Exercise prompt → Go through the entries below and write each one out exactly.

Records for the exercise →
————————

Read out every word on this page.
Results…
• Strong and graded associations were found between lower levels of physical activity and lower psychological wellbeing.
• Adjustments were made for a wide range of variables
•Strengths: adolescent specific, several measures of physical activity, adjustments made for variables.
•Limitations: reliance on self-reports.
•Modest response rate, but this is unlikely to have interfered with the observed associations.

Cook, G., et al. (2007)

————————

Full response →
Read out every word on this page.
Results…
• Strong and graded associations were found between lower levels of physical activity and lower psychological wellbeing.
• Adjustments were made for a wide range of variables
•Strengths: adolescent specific, several measures of physical activity, adjustments made for variables.
•Limitations: reliance on self-reports.
•Modest response rate, but this is unlikely to have interfered with the observed associations.

Cook, G., et al. (2007)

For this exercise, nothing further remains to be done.